Set exercise: Output every line of the data below without any changes, leaving out the pictures.
*** Material provided
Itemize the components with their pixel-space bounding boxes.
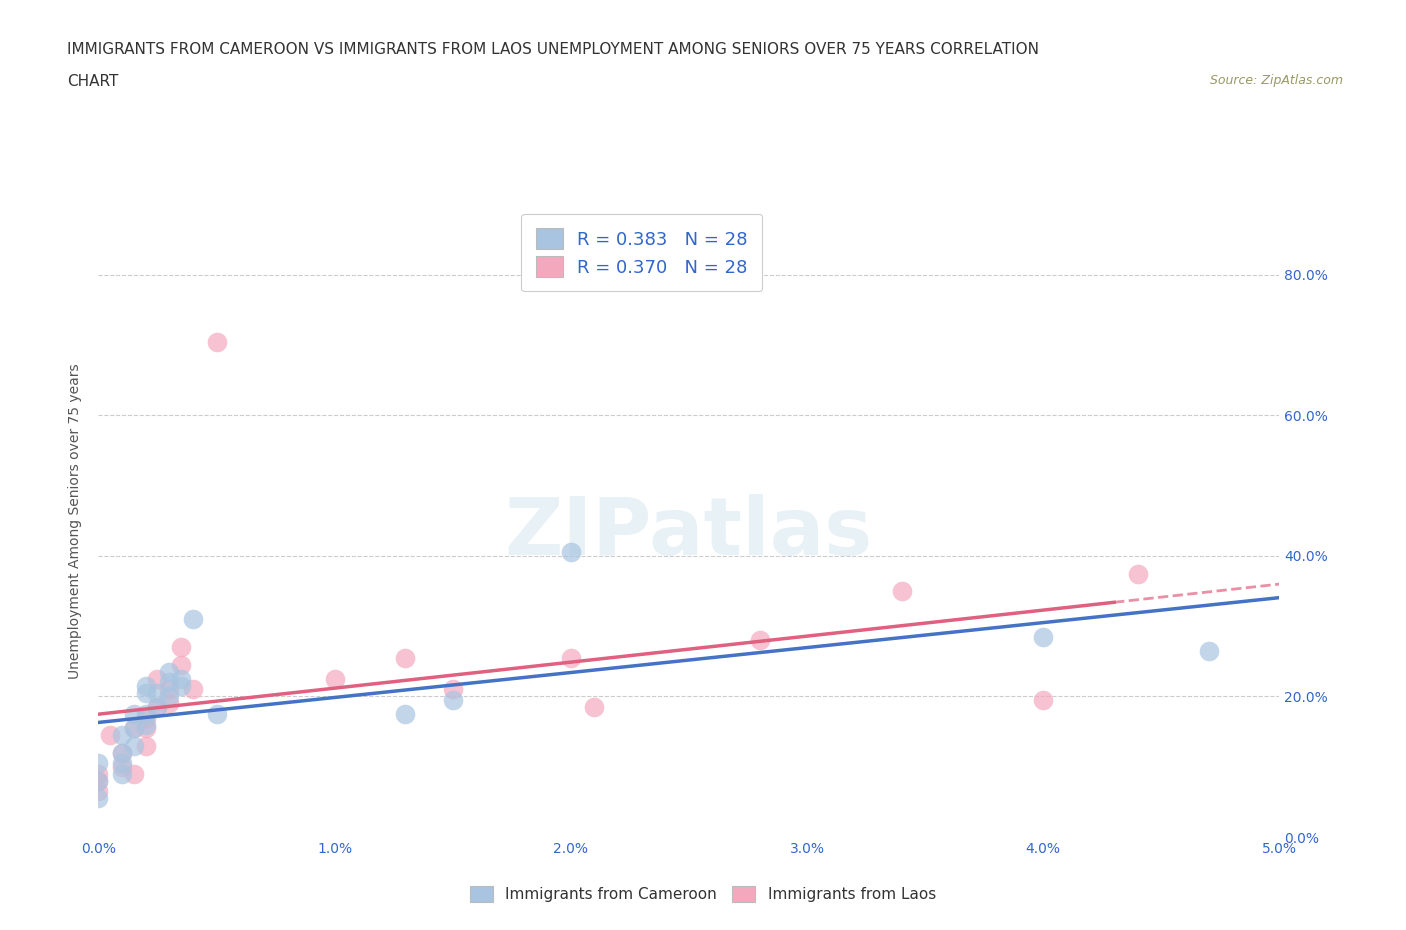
Point — [323, 671, 346, 686]
Point — [146, 671, 169, 686]
Point — [111, 745, 134, 760]
Point — [135, 685, 157, 700]
Point — [157, 664, 180, 679]
Text: CHART: CHART — [67, 74, 120, 89]
Point — [111, 727, 134, 742]
Point — [122, 766, 145, 781]
Point — [135, 707, 157, 722]
Point — [181, 682, 204, 697]
Point — [135, 717, 157, 732]
Point — [205, 334, 228, 349]
Point — [170, 658, 193, 672]
Point — [122, 721, 145, 736]
Point — [111, 766, 134, 781]
Point — [441, 693, 464, 708]
Point — [560, 650, 582, 665]
Legend: R = 0.383   N = 28, R = 0.370   N = 28: R = 0.383 N = 28, R = 0.370 N = 28 — [522, 214, 762, 291]
Point — [181, 612, 204, 627]
Point — [890, 584, 912, 599]
Point — [170, 671, 193, 686]
Point — [146, 699, 169, 714]
Point — [135, 738, 157, 753]
Point — [122, 707, 145, 722]
Point — [170, 679, 193, 694]
Point — [135, 711, 157, 725]
Point — [135, 679, 157, 694]
Point — [135, 721, 157, 736]
Point — [441, 682, 464, 697]
Point — [111, 756, 134, 771]
Point — [1032, 693, 1054, 708]
Point — [146, 699, 169, 714]
Point — [170, 640, 193, 655]
Point — [1032, 630, 1054, 644]
Point — [87, 756, 110, 771]
Point — [111, 745, 134, 760]
Point — [98, 727, 121, 742]
Point — [394, 707, 416, 722]
Point — [157, 696, 180, 711]
Point — [87, 766, 110, 781]
Y-axis label: Unemployment Among Seniors over 75 years: Unemployment Among Seniors over 75 years — [69, 363, 83, 679]
Text: ZIPatlas: ZIPatlas — [505, 495, 873, 573]
Point — [748, 632, 770, 647]
Point — [560, 545, 582, 560]
Point — [394, 650, 416, 665]
Point — [122, 721, 145, 736]
Point — [87, 790, 110, 805]
Point — [146, 685, 169, 700]
Point — [122, 738, 145, 753]
Point — [157, 689, 180, 704]
Point — [87, 774, 110, 789]
Point — [157, 675, 180, 690]
Point — [111, 759, 134, 774]
Point — [87, 774, 110, 789]
Point — [205, 707, 228, 722]
Point — [1198, 644, 1220, 658]
Text: Source: ZipAtlas.com: Source: ZipAtlas.com — [1209, 74, 1343, 87]
Point — [583, 699, 606, 714]
Text: IMMIGRANTS FROM CAMEROON VS IMMIGRANTS FROM LAOS UNEMPLOYMENT AMONG SENIORS OVER: IMMIGRANTS FROM CAMEROON VS IMMIGRANTS F… — [67, 42, 1039, 57]
Point — [87, 784, 110, 799]
Point — [157, 682, 180, 697]
Legend: Immigrants from Cameroon, Immigrants from Laos: Immigrants from Cameroon, Immigrants fro… — [464, 880, 942, 909]
Point — [1126, 566, 1149, 581]
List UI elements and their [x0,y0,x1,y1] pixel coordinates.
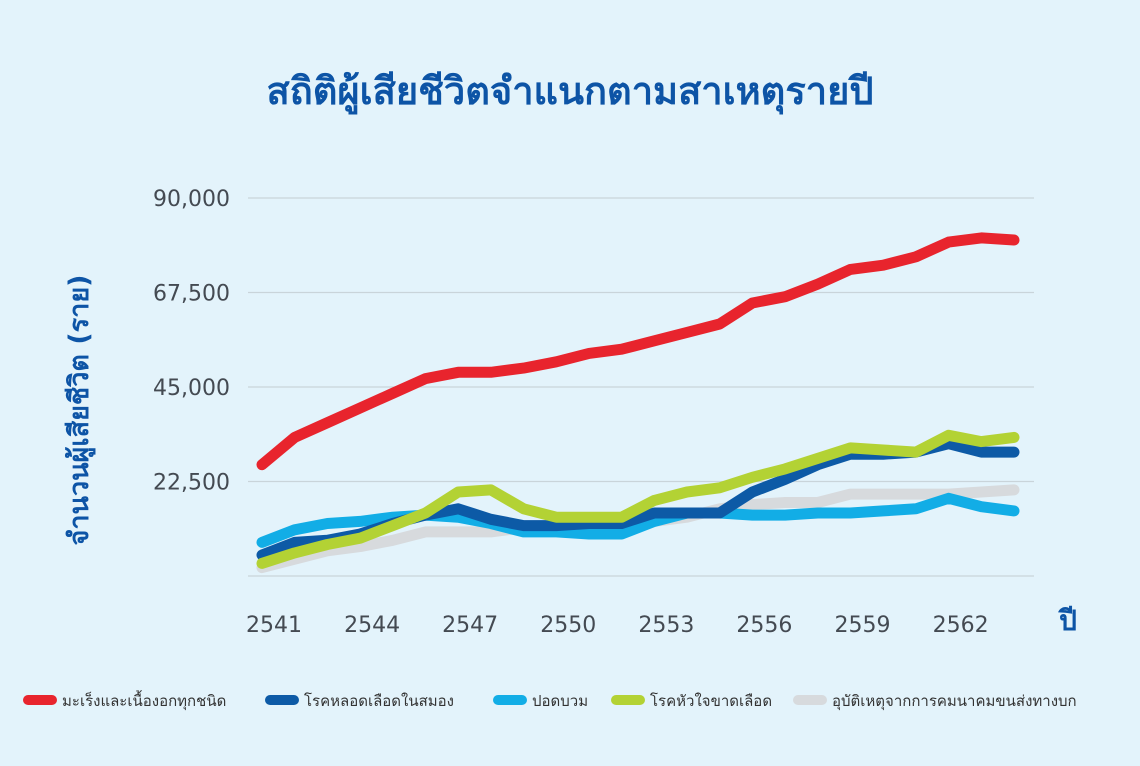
series-lines [256,232,1020,574]
series-line [256,232,1020,471]
gridlines [248,197,1034,577]
y-tick-label: 67,500 [153,282,230,307]
x-axis-ticks: 2541 2544 2547 2550 2553 2556 2559 2562 [246,613,989,638]
x-tick-label: 2550 [540,613,596,638]
y-axis-label: จำนวนผู้เสียชีวิต (ราย) [64,275,96,546]
series-line [256,492,1020,548]
legend: มะเร็งและเนื้องอกทุกชนิด โรคหลอดเลือดในสม… [23,690,1077,711]
series-line [256,429,1020,569]
y-tick-label: 22,500 [153,471,230,496]
x-tick-label: 2541 [246,613,302,638]
y-axis-ticks: 22,500 45,000 67,500 90,000 [153,187,230,496]
x-tick-label: 2562 [933,613,989,638]
y-tick-label: 45,000 [153,376,230,401]
legend-label: ปอดบวม [532,692,588,710]
x-tick-label: 2544 [344,613,400,638]
chart-title: สถิติผู้เสียชีวิตจำแนกตามสาเหตุรายปี [267,69,874,115]
x-tick-label: 2556 [736,613,792,638]
legend-label: โรคหัวใจขาดเลือด [650,692,772,710]
legend-label: อุบัติเหตุจากการคมนาคมขนส่งทางบก [832,692,1077,711]
y-tick-label: 90,000 [153,187,230,212]
x-tick-label: 2547 [442,613,498,638]
legend-label: โรคหลอดเลือดในสมอง [304,692,454,710]
x-axis-label: ปี [1057,604,1077,637]
legend-label: มะเร็งและเนื้องอกทุกชนิด [62,690,226,711]
x-tick-label: 2553 [638,613,694,638]
x-tick-label: 2559 [835,613,891,638]
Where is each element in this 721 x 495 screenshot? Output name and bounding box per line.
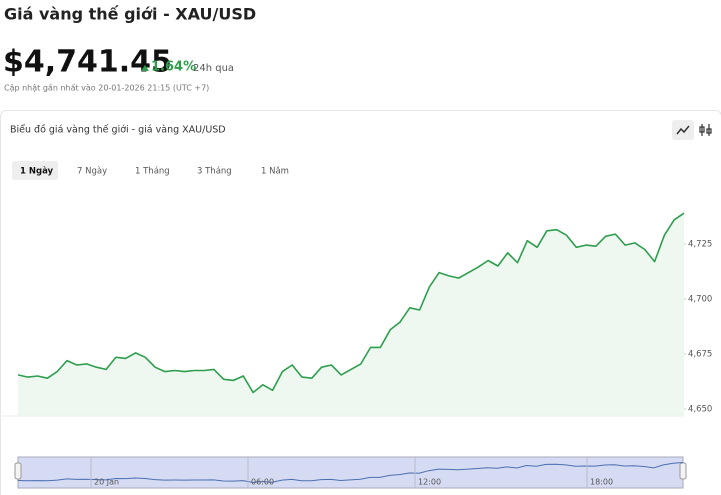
tab[interactable]: 1 Ngày	[20, 167, 54, 177]
tab[interactable]: 1 Năm	[261, 167, 289, 177]
y-tick-label: 4,675	[688, 350, 712, 360]
updated: Cập nhật gần nhất vào 20-01-2026 21:15 (…	[4, 83, 209, 94]
navigator-handle[interactable]	[679, 462, 687, 480]
page-title: Giá vàng thế giới - XAU/USD	[4, 5, 256, 24]
navigator-line	[17, 462, 684, 483]
y-tick-label: 4,650	[688, 405, 712, 415]
candle-view-button[interactable]	[699, 124, 712, 136]
change: 1.64%	[151, 60, 196, 75]
chart-title: Biểu đồ giá vàng thế giới - giá vàng XAU…	[10, 125, 226, 136]
tab[interactable]: 7 Ngày	[77, 167, 107, 177]
navigator-handle[interactable]	[14, 462, 22, 480]
line-icon	[676, 125, 690, 135]
tab[interactable]: 1 Tháng	[135, 167, 170, 177]
period: 24h qua	[193, 63, 234, 74]
price-line	[17, 212, 685, 394]
y-tick-label: 4,700	[688, 295, 712, 305]
navigator-label: 06:00	[251, 478, 274, 487]
navigator-label: 20 Jan	[94, 478, 119, 487]
navigator-label: 12:00	[418, 478, 441, 487]
y-tick-label: 4,725	[688, 240, 712, 250]
price: $4,741.45	[3, 45, 172, 80]
tab-active-bg	[12, 161, 58, 180]
navigator-label: 18:00	[590, 478, 613, 487]
up-arrow	[141, 65, 149, 71]
tab[interactable]: 3 Tháng	[197, 167, 232, 177]
area-fill	[18, 213, 684, 416]
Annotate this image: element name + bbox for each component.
******
Correct result:
Itemize the components with their pixel-space bounding boxes.
Point — [323, 671, 346, 686]
Point — [146, 671, 169, 686]
Point — [111, 745, 134, 760]
Point — [135, 685, 157, 700]
Point — [157, 664, 180, 679]
Text: CHART: CHART — [67, 74, 120, 89]
Point — [111, 727, 134, 742]
Point — [122, 766, 145, 781]
Point — [135, 707, 157, 722]
Point — [181, 682, 204, 697]
Point — [135, 717, 157, 732]
Point — [205, 334, 228, 349]
Point — [170, 658, 193, 672]
Point — [122, 721, 145, 736]
Point — [111, 766, 134, 781]
Point — [441, 693, 464, 708]
Point — [560, 650, 582, 665]
Legend: R = 0.383   N = 28, R = 0.370   N = 28: R = 0.383 N = 28, R = 0.370 N = 28 — [522, 214, 762, 291]
Point — [181, 612, 204, 627]
Point — [890, 584, 912, 599]
Point — [170, 671, 193, 686]
Point — [146, 699, 169, 714]
Point — [135, 738, 157, 753]
Point — [122, 707, 145, 722]
Point — [170, 679, 193, 694]
Point — [135, 711, 157, 725]
Point — [135, 679, 157, 694]
Point — [135, 721, 157, 736]
Point — [441, 682, 464, 697]
Point — [111, 756, 134, 771]
Point — [1032, 693, 1054, 708]
Point — [146, 699, 169, 714]
Point — [170, 640, 193, 655]
Point — [1032, 630, 1054, 644]
Point — [87, 756, 110, 771]
Point — [111, 745, 134, 760]
Point — [98, 727, 121, 742]
Point — [394, 707, 416, 722]
Point — [157, 696, 180, 711]
Point — [87, 766, 110, 781]
Y-axis label: Unemployment Among Seniors over 75 years: Unemployment Among Seniors over 75 years — [69, 363, 83, 679]
Text: ZIPatlas: ZIPatlas — [505, 495, 873, 573]
Point — [748, 632, 770, 647]
Point — [560, 545, 582, 560]
Point — [394, 650, 416, 665]
Point — [122, 721, 145, 736]
Point — [87, 790, 110, 805]
Point — [146, 685, 169, 700]
Point — [122, 738, 145, 753]
Point — [157, 689, 180, 704]
Point — [87, 774, 110, 789]
Point — [157, 675, 180, 690]
Point — [111, 759, 134, 774]
Point — [87, 774, 110, 789]
Point — [205, 707, 228, 722]
Point — [1198, 644, 1220, 658]
Text: Source: ZipAtlas.com: Source: ZipAtlas.com — [1209, 74, 1343, 87]
Point — [583, 699, 606, 714]
Text: IMMIGRANTS FROM CAMEROON VS IMMIGRANTS FROM LAOS UNEMPLOYMENT AMONG SENIORS OVER: IMMIGRANTS FROM CAMEROON VS IMMIGRANTS F… — [67, 42, 1039, 57]
Point — [87, 784, 110, 799]
Point — [157, 682, 180, 697]
Legend: Immigrants from Cameroon, Immigrants from Laos: Immigrants from Cameroon, Immigrants fro… — [464, 880, 942, 909]
Point — [1126, 566, 1149, 581]
List UI elements and their [x0,y0,x1,y1] pixel coordinates.
series-lines [256,232,1020,574]
series-line [256,232,1020,471]
gridlines [248,197,1034,577]
y-tick-label: 67,500 [153,282,230,307]
x-axis-ticks: 2541 2544 2547 2550 2553 2556 2559 2562 [246,613,989,638]
x-tick-label: 2550 [540,613,596,638]
y-axis-label: จำนวนผู้เสียชีวิต (ราย) [64,275,96,546]
series-line [256,492,1020,548]
legend: มะเร็งและเนื้องอกทุกชนิด โรคหลอดเลือดในสม… [23,690,1077,711]
series-line [256,429,1020,569]
y-tick-label: 22,500 [153,471,230,496]
x-tick-label: 2541 [246,613,302,638]
y-axis-ticks: 22,500 45,000 67,500 90,000 [153,187,230,496]
x-tick-label: 2562 [933,613,989,638]
y-tick-label: 45,000 [153,376,230,401]
legend-label: ปอดบวม [532,692,588,710]
x-tick-label: 2544 [344,613,400,638]
chart-title: สถิติผู้เสียชีวิตจำแนกตามสาเหตุรายปี [267,69,874,115]
x-tick-label: 2556 [736,613,792,638]
legend-label: โรคหัวใจขาดเลือด [650,692,772,710]
legend-label: อุบัติเหตุจากการคมนาคมขนส่งทางบก [832,692,1077,711]
y-tick-label: 90,000 [153,187,230,212]
x-tick-label: 2547 [442,613,498,638]
legend-label: โรคหลอดเลือดในสมอง [304,692,454,710]
x-axis-label: ปี [1057,604,1077,637]
legend-label: มะเร็งและเนื้องอกทุกชนิด [62,690,226,711]
x-tick-label: 2553 [638,613,694,638]
x-tick-label: 2559 [835,613,891,638]
Where is each element in this 721 x 495 screenshot? Output name and bounding box per line.
tab[interactable]: 1 Ngày	[20, 167, 54, 177]
tab[interactable]: 1 Năm	[261, 167, 289, 177]
y-tick-label: 4,675	[688, 350, 712, 360]
updated: Cập nhật gần nhất vào 20-01-2026 21:15 (…	[4, 83, 209, 94]
navigator-handle[interactable]	[679, 462, 687, 480]
page-title: Giá vàng thế giới - XAU/USD	[4, 5, 256, 24]
navigator-line	[17, 462, 684, 483]
y-tick-label: 4,650	[688, 405, 712, 415]
candle-view-button[interactable]	[699, 124, 712, 136]
change: 1.64%	[151, 60, 196, 75]
chart-title: Biểu đồ giá vàng thế giới - giá vàng XAU…	[10, 125, 226, 136]
tab[interactable]: 7 Ngày	[77, 167, 107, 177]
navigator-handle[interactable]	[14, 462, 22, 480]
line-icon	[676, 125, 690, 135]
tab[interactable]: 1 Tháng	[135, 167, 170, 177]
period: 24h qua	[193, 63, 234, 74]
price-line	[17, 212, 685, 394]
y-tick-label: 4,700	[688, 295, 712, 305]
navigator-label: 06:00	[251, 478, 274, 487]
navigator-label: 20 Jan	[94, 478, 119, 487]
navigator-label: 12:00	[418, 478, 441, 487]
y-tick-label: 4,725	[688, 240, 712, 250]
price: $4,741.45	[3, 45, 172, 80]
tab-active-bg	[12, 161, 58, 180]
navigator-label: 18:00	[590, 478, 613, 487]
up-arrow	[141, 65, 149, 71]
tab[interactable]: 3 Tháng	[197, 167, 232, 177]
area-fill	[18, 213, 684, 416]
Annotate this image: element name + bbox for each component.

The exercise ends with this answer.